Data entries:
========
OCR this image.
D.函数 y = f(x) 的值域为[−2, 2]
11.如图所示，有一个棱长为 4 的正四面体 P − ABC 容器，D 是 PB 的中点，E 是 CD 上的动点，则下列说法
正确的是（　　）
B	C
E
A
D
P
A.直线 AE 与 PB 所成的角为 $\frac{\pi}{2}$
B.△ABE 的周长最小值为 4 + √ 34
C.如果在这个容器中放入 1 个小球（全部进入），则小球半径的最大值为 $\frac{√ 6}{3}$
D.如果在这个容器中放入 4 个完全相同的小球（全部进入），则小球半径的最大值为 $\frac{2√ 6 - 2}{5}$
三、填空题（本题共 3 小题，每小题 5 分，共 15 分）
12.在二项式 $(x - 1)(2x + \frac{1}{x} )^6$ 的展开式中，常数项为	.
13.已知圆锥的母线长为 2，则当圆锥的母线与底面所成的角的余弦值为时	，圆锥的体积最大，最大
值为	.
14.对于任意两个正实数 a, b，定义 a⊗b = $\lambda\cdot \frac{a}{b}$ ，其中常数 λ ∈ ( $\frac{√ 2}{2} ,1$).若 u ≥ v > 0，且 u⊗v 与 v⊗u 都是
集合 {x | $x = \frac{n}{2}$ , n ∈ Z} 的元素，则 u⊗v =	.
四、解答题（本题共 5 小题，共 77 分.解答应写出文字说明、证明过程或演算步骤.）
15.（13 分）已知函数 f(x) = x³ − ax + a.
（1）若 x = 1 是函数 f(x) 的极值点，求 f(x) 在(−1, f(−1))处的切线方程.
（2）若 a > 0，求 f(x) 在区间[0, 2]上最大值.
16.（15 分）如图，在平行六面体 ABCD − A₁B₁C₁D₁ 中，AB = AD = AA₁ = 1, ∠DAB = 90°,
========
GOAL: The records above should be returned exactly.

OUTPUT FOR THIS EXERCISE:
OCR this image.
D.函数 y = f(x) 的值域为[−2, 2]
11.如图所示，有一个棱长为 4 的正四面体 P − ABC 容器，D 是 PB 的中点，E 是 CD 上的动点，则下列说法
正确的是（　　）
B	C
E
A
D
P
A.直线 AE 与 PB 所成的角为 $\frac{\pi}{2}$
B.△ABE 的周长最小值为 4 + √ 34
C.如果在这个容器中放入 1 个小球（全部进入），则小球半径的最大值为 $\frac{√ 6}{3}$
D.如果在这个容器中放入 4 个完全相同的小球（全部进入），则小球半径的最大值为 $\frac{2√ 6 - 2}{5}$
三、填空题（本题共 3 小题，每小题 5 分，共 15 分）
12.在二项式 $(x - 1)(2x + \frac{1}{x} )^6$ 的展开式中，常数项为	.
13.已知圆锥的母线长为 2，则当圆锥的母线与底面所成的角的余弦值为时	，圆锥的体积最大，最大
值为	.
14.对于任意两个正实数 a, b，定义 a⊗b = $\lambda\cdot \frac{a}{b}$ ，其中常数 λ ∈ ( $\frac{√ 2}{2} ,1$).若 u ≥ v > 0，且 u⊗v 与 v⊗u 都是
集合 {x | $x = \frac{n}{2}$ , n ∈ Z} 的元素，则 u⊗v =	.
四、解答题（本题共 5 小题，共 77 分.解答应写出文字说明、证明过程或演算步骤.）
15.（13 分）已知函数 f(x) = x³ − ax + a.
（1）若 x = 1 是函数 f(x) 的极值点，求 f(x) 在(−1, f(−1))处的切线方程.
（2）若 a > 0，求 f(x) 在区间[0, 2]上最大值.
16.（15 分）如图，在平行六面体 ABCD − A₁B₁C₁D₁ 中，AB = AD = AA₁ = 1, ∠DAB = 90°,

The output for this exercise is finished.